» Yapılacak Alıştırmalar
[A] Londra konferansını anlatan metindeki "Büyük devletler Londra'da Türkler ve Yunanlılarla bir arada konuşmak üzere bir konferans toplamaya karar vermişlerdir." cümlesini İngilizceye çevirin.
[B] Londra konferansını anlatan metinde "İstanbul'dakilere ve Büyük" sözleriyle başlayıp "imkânları tehlikeye sokmaktadır." sözlerine kadar süren bölümü harfi harfine yeniden yazın.

» Metin Parçası
====

İstanbul'da Tevfik Paşa hükûmeti vardır. İtilâf devletleri Vahdettin ve Damat Ferit tertipleriyle Anadolu'nun yıkılmıyacağını ve Sevres Antlaşmasının olduğu gibi uygulanılmıyacağını anlamışlardır. İstanbul düşünür ki madem Yunanlılar zayıflamışlardır, madem büyük devletler zor kullanabilecek hâlde değildirler, ne olur, Mustafa Kemal de inadından vazgeçse, İstanbul ve Ankara anlaşsalar, Sevres Antlaşmasını şimdilik ne kadar mümkünse o kadar yumuşatsalar, gerisini tarihin gidişine bıraksak...

Nitekim bu fırsat da çıkmıştır. Büyük devletler Londra'da Türkler ve Yunanlılarla bir arada konuşmak üzere bir konferans toplamaya karar vermişlerdir. Osmanlı delegeleri arasında Ankara temsilcilerinin de bulunmasını şart koşmaktadırlar. Bir yanda Birinci İnönü, bir yanda Londra konferansı var. Herkesin içinde bir umut ve gönüllerin ta içinde:

- Ah bir uzlaşsak, bitirsek... sesi.

Mustafa Kemal ise Misak-ı Millî der, ne Nuh ne Peygamber demez. Sadrazam Tevfik Paşa'ya aksi cevaplar verir. Türk Milletini yalnız Büyük Millet Meclisinin temsil ettiğini söyler ve Ankara delegelerinin İstanbul heyetine asla katılmıyacaklarını bildirir. Tevfik Paşa gibi vatanın hayrını isteyen şahsiyetler eğer bir şey yapacaklarsa, Mustafa Kemal'e göre, Vahideddin'den Büyük Millet Meclisini tanıdığını gösterir bir irade almalıdırlar. Tevfik Paşa gerçekten vatanın hayrını isteyen bir ihtiyar vezirdir ama, İstanbul'da padişahın bir hükûmeti kalmamak gibi ihtilâlci bir fikir onun bütün anlayışlarına aykırıdır. Misak-ı Millî'yi daha o ve arkadaşları şüphesiz bir ham hayal saymaktadırlar. Yunanlı ve yabancı ordular Türkiye'nin her yerinden çekilip gidecekler, İzmir'i, İstanbul'u, Edirne'yi kayıtsız şartsız Büyük Millet Meclisi hükûmetine teslim edecekler, Türkiye'nin kayıtsız şartsız bağımsızlığını tanıyacaklar. Yoksa ordularımızla düşman topraklarındayız da onlara şartlarımızı mı dikte ediyorduk?

İstanbul'dakilere ve Büyük Millet Meclisinin yüzde yüz Mustafa Kemalci olmıyanlarına göre Anadolu ne Yunan ordusunu ve yabancı kıt'aları yurdumuzdan atabilir, ne de İngiliz donanmasını denizlerimizden kovabilir. Memleket bir Enver'den öteki Enver'e çatmıştır. Biri imparatorluğu harbe soktu, batırdı, biri de nasılsa elimize geçen güzel imkânları tehlikeye sokmaktadır.

====

» Kayıt Satırları
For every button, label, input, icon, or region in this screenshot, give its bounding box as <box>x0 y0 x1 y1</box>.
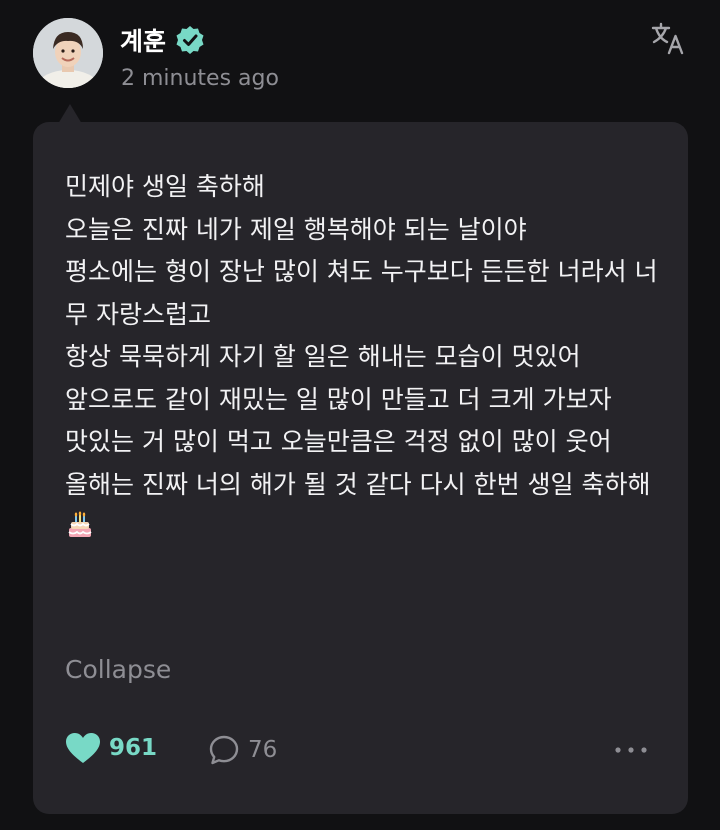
like-count: 961 <box>109 735 158 761</box>
author-name[interactable]: 계훈 <box>120 22 166 58</box>
avatar[interactable] <box>33 18 103 88</box>
translate-icon[interactable] <box>649 20 687 58</box>
verified-badge-icon <box>174 24 206 56</box>
more-options-icon[interactable] <box>612 738 652 762</box>
like-button[interactable]: 961 <box>65 732 157 764</box>
bubble-tail <box>58 104 82 124</box>
birthday-cake-icon <box>65 510 95 540</box>
comment-button[interactable]: 76 <box>208 734 277 766</box>
collapse-button[interactable]: Collapse <box>65 655 171 684</box>
post-header: 계훈 2 minutes ago <box>0 0 720 110</box>
message-text: 민제야 생일 축하해 오늘은 진짜 네가 제일 행복해야 되는 날이야 평소에는… <box>65 166 665 549</box>
comment-icon <box>209 735 239 765</box>
message-body: 민제야 생일 축하해 오늘은 진짜 네가 제일 행복해야 되는 날이야 평소에는… <box>65 172 658 499</box>
avatar-image <box>33 18 103 88</box>
comment-count: 76 <box>248 737 278 763</box>
heart-icon <box>66 733 100 763</box>
timestamp: 2 minutes ago <box>121 66 279 91</box>
author-row: 계훈 <box>120 22 206 58</box>
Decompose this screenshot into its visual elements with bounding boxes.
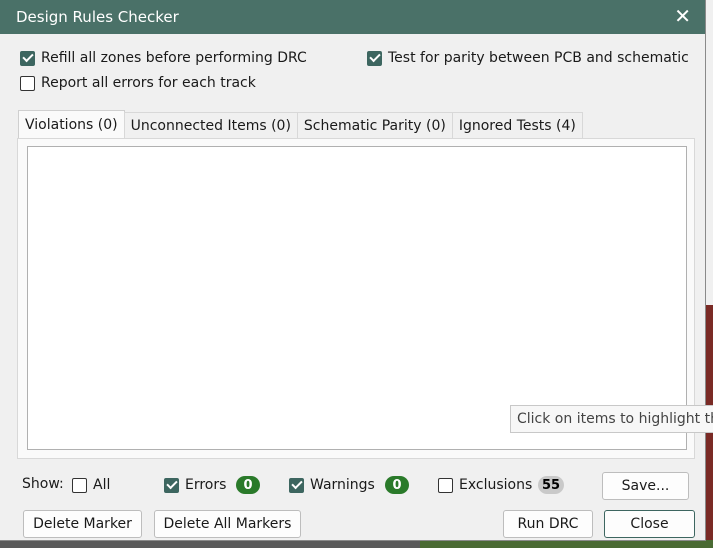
checkbox-unchecked-icon bbox=[72, 477, 87, 493]
show-errors-checkbox[interactable]: Errors bbox=[164, 477, 226, 493]
refill-zones-checkbox[interactable]: Refill all zones before performing DRC bbox=[20, 50, 307, 66]
test-parity-label: Test for parity between PCB and schemati… bbox=[388, 50, 689, 66]
show-label: Show: bbox=[22, 476, 64, 492]
refill-zones-label: Refill all zones before performing DRC bbox=[41, 50, 307, 66]
tab-ignored-tests[interactable]: Ignored Tests (4) bbox=[451, 112, 583, 139]
show-warnings-label: Warnings bbox=[310, 477, 375, 493]
report-all-errors-checkbox[interactable]: Report all errors for each track bbox=[20, 75, 256, 91]
show-exclusions-label: Exclusions bbox=[459, 477, 533, 493]
show-warnings-checkbox[interactable]: Warnings bbox=[289, 477, 375, 493]
run-drc-button[interactable]: Run DRC bbox=[503, 510, 593, 538]
test-parity-checkbox[interactable]: Test for parity between PCB and schemati… bbox=[367, 50, 689, 66]
report-all-errors-label: Report all errors for each track bbox=[41, 75, 256, 91]
checkbox-checked-icon bbox=[367, 50, 382, 66]
tab-violations[interactable]: Violations (0) bbox=[18, 110, 125, 139]
show-all-checkbox[interactable]: All bbox=[72, 477, 110, 493]
delete-all-markers-button[interactable]: Delete All Markers bbox=[154, 510, 301, 538]
errors-count-badge: 0 bbox=[236, 476, 260, 494]
warnings-count-badge: 0 bbox=[385, 476, 409, 494]
save-button[interactable]: Save... bbox=[602, 472, 689, 500]
checkbox-unchecked-icon bbox=[20, 75, 35, 91]
close-button[interactable]: Close bbox=[604, 510, 695, 538]
show-exclusions-checkbox[interactable]: Exclusions bbox=[438, 477, 532, 493]
show-errors-label: Errors bbox=[185, 477, 227, 493]
title-bar: Design Rules Checker ✕ bbox=[0, 0, 705, 34]
tab-bar: Violations (0) Unconnected Items (0) Sch… bbox=[18, 110, 583, 140]
checkbox-checked-icon bbox=[20, 50, 35, 66]
show-all-label: All bbox=[93, 477, 111, 493]
delete-marker-button[interactable]: Delete Marker bbox=[23, 510, 142, 538]
checkbox-unchecked-icon bbox=[438, 477, 453, 493]
tab-schematic-parity[interactable]: Schematic Parity (0) bbox=[296, 112, 453, 139]
tooltip: Click on items to highlight them bbox=[510, 405, 713, 433]
background-pcb-bottom bbox=[0, 540, 713, 548]
close-icon[interactable]: ✕ bbox=[674, 4, 691, 28]
drc-dialog: Design Rules Checker ✕ Refill all zones … bbox=[0, 0, 713, 541]
exclusions-count-badge: 55 bbox=[538, 476, 565, 494]
checkbox-checked-icon bbox=[289, 477, 304, 493]
window-title: Design Rules Checker bbox=[16, 8, 179, 26]
tab-unconnected-items[interactable]: Unconnected Items (0) bbox=[123, 112, 298, 139]
checkbox-checked-icon bbox=[164, 477, 179, 493]
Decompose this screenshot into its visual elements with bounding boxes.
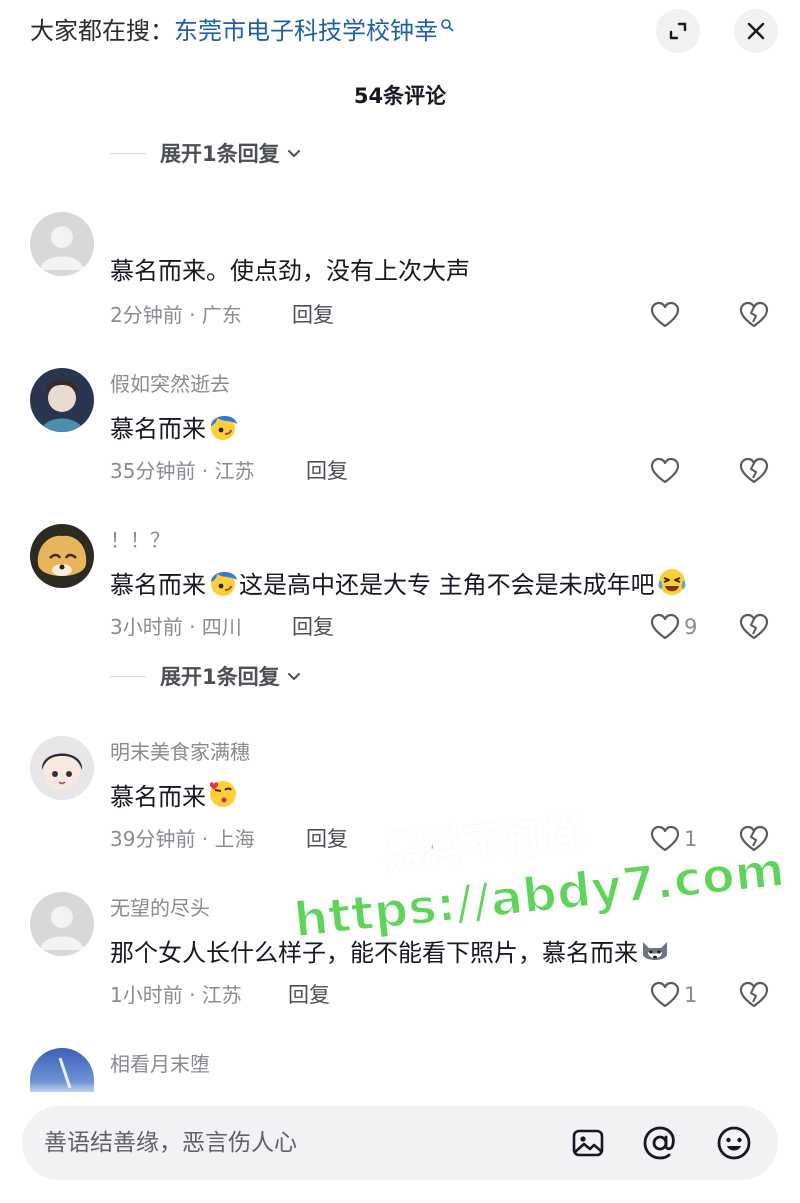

====

» Alıştırma Sonuçları
[A] The great powers have decided to convene a conference in London in order to talk together with the Turks and the Greeks.

[B]
İstanbul'dakilere ve Büyük Millet Meclisinin yüzde yüz Mustafa Kemalci olmıyanlarına göre Anadolu ne Yunan ordusunu ve yabancı kıt'aları yurdumuzdan atabilir, ne de İngiliz donanmasını denizlerimizden kovabilir. Memleket bir Enver'den öteki Enver'e çatmıştır. Biri imparatorluğu harbe soktu, batırdı, biri de nasılsa elimize geçen güzel imkânları tehlikeye sokmaktadır.